--- start of Source records ---

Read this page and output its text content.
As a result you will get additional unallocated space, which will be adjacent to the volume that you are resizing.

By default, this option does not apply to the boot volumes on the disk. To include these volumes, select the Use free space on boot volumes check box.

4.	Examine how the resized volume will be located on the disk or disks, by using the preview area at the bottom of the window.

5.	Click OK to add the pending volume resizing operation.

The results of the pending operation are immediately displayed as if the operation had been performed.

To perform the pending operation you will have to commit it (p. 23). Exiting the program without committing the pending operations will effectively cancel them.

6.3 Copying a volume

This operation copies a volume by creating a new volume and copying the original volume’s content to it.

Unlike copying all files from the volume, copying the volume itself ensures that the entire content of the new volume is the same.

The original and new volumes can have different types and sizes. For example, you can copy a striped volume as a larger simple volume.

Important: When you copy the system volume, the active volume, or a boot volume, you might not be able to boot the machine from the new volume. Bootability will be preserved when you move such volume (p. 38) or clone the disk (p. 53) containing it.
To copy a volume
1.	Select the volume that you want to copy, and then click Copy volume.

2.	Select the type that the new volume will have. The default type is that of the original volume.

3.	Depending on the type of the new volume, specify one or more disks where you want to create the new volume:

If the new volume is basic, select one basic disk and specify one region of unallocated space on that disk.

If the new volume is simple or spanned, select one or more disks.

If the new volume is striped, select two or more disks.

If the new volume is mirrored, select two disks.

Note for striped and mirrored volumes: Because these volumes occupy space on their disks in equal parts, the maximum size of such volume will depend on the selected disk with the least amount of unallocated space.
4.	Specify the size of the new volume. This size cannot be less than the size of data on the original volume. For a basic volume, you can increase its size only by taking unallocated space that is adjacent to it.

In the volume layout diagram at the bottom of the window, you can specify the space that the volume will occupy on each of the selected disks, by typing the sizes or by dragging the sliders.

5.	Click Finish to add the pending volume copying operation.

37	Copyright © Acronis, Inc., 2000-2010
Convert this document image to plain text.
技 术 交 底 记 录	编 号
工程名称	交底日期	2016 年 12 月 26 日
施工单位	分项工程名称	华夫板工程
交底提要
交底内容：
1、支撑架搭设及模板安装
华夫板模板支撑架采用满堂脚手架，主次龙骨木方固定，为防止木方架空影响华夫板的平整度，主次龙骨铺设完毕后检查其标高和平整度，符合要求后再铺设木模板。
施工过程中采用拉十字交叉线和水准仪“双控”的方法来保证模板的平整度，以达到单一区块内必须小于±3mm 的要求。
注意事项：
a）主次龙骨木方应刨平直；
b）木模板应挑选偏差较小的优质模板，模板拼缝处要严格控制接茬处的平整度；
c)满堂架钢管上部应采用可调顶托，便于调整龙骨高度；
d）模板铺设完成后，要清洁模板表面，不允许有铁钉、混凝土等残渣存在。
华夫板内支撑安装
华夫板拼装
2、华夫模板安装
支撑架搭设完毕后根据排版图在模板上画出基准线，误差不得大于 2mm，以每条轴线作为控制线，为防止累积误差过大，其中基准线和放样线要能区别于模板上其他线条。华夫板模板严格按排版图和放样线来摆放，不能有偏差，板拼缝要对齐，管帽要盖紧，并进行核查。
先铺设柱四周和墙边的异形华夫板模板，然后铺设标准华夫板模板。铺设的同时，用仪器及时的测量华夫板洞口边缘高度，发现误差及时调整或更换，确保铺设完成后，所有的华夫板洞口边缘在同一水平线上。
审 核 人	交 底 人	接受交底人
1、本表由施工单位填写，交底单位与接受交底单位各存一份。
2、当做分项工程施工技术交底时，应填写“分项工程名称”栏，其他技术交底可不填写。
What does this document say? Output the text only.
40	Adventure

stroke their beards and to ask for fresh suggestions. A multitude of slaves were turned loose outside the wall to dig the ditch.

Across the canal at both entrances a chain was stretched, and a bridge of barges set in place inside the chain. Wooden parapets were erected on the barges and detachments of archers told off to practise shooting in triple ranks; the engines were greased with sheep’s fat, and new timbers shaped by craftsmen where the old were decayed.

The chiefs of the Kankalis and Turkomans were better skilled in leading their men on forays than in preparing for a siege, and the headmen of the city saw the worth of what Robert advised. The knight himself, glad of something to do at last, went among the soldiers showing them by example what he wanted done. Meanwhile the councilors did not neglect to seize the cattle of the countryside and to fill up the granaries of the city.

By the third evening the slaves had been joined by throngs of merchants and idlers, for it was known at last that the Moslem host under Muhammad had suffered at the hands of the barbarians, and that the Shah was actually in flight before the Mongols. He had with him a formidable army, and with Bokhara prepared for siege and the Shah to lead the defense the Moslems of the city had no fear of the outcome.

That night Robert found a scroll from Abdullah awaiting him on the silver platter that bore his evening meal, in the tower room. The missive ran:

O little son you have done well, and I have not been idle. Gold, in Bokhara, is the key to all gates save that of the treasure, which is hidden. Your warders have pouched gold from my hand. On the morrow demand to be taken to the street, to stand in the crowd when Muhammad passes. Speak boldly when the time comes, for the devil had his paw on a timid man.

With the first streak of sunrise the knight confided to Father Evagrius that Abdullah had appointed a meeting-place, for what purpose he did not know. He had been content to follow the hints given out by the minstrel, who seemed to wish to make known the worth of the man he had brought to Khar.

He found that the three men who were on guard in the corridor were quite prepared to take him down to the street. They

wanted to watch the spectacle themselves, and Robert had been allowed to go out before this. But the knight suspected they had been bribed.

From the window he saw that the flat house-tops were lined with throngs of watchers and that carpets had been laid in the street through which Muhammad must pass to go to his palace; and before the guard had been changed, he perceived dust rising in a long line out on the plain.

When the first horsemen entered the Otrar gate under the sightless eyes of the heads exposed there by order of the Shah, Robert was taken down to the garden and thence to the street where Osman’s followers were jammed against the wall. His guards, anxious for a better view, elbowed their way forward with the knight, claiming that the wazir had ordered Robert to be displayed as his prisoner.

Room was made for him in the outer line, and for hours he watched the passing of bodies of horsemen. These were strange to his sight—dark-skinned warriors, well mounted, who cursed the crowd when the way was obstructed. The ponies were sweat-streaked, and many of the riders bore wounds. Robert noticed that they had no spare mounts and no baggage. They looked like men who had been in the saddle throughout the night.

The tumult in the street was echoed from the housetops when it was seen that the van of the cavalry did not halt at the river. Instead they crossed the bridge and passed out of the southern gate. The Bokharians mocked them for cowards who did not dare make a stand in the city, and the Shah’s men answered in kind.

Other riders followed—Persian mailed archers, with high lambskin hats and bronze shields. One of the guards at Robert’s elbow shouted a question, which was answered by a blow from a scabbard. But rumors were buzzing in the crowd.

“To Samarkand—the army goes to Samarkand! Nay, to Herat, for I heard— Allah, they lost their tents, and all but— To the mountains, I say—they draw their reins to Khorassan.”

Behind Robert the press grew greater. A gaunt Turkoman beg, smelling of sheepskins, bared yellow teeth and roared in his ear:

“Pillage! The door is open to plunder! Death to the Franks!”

--- end of Source records ---

Search the records for the word "only" and copy every line where it occurs.

» Final result
4.	Specify the size of the new volume. This size cannot be less than the size of data on the original volume. For a basic volume, you can increase its size only by taking unallocated space that is adjacent to it.
What does this document say? Output the text only.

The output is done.